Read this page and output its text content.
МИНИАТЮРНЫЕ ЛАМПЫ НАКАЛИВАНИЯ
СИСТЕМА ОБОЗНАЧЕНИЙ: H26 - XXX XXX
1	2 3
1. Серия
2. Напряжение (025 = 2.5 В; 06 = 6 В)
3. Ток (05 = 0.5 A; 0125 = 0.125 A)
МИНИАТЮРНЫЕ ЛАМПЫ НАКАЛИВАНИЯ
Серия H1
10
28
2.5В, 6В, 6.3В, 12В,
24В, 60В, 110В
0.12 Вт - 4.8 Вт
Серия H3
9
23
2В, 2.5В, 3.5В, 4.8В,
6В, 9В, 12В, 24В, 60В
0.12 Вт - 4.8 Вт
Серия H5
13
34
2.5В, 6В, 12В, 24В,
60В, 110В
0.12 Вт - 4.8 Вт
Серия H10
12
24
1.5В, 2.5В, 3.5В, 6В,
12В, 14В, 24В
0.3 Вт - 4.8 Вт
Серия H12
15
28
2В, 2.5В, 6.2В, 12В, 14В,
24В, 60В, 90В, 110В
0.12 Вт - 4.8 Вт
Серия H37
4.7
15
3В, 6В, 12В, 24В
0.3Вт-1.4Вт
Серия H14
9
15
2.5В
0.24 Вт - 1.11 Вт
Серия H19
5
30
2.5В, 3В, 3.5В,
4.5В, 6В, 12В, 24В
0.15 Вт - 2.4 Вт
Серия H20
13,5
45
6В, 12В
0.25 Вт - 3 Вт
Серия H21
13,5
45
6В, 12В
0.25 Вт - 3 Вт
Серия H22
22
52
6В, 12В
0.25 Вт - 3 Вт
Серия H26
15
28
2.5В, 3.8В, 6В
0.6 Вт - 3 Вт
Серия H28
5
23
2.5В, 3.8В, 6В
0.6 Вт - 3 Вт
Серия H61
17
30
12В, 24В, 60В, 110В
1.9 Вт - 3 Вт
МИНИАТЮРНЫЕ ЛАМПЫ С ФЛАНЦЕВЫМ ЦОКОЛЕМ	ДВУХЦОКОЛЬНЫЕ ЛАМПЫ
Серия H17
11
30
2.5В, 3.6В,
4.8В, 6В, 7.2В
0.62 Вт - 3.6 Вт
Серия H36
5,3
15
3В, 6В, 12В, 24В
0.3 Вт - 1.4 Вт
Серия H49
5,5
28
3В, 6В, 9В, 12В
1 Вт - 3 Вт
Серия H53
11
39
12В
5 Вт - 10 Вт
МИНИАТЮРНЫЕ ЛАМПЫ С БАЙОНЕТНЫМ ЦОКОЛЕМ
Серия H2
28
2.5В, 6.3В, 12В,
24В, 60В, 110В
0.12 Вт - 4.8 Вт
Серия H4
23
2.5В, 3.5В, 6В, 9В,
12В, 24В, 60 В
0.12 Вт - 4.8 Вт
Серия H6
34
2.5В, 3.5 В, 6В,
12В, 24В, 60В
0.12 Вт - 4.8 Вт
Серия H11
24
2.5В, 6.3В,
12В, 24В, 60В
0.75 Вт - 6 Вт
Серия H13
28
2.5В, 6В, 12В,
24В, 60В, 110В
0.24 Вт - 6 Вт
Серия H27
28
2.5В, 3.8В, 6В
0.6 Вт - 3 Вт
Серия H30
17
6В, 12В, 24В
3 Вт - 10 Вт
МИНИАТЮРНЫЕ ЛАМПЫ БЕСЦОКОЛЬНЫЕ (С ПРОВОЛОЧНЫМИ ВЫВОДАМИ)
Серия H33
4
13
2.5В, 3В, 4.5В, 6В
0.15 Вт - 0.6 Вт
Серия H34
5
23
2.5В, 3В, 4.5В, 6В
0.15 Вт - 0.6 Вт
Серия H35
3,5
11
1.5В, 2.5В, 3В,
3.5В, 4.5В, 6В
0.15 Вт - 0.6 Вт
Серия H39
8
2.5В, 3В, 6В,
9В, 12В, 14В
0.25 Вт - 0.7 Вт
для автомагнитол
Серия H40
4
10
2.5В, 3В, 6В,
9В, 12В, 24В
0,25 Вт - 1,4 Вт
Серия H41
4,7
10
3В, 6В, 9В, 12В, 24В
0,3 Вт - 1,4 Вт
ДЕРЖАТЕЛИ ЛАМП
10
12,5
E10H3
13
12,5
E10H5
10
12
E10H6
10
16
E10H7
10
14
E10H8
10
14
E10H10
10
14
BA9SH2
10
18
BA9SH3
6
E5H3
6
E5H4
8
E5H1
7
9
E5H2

— WHAT IS REQUIRED —
Among the records above, find each line holding the string "ЛАМПЫ" and pull it out.

— RESPONSE FOR THIS EXERCISE —
МИНИАТЮРНЫЕ ЛАМПЫ НАКАЛИВАНИЯ
МИНИАТЮРНЫЕ ЛАМПЫ НАКАЛИВАНИЯ
МИНИАТЮРНЫЕ ЛАМПЫ С ФЛАНЦЕВЫМ ЦОКОЛЕМ	ДВУХЦОКОЛЬНЫЕ ЛАМПЫ
МИНИАТЮРНЫЕ ЛАМПЫ С БАЙОНЕТНЫМ ЦОКОЛЕМ
МИНИАТЮРНЫЕ ЛАМПЫ БЕСЦОКОЛЬНЫЕ (С ПРОВОЛОЧНЫМИ ВЫВОДАМИ)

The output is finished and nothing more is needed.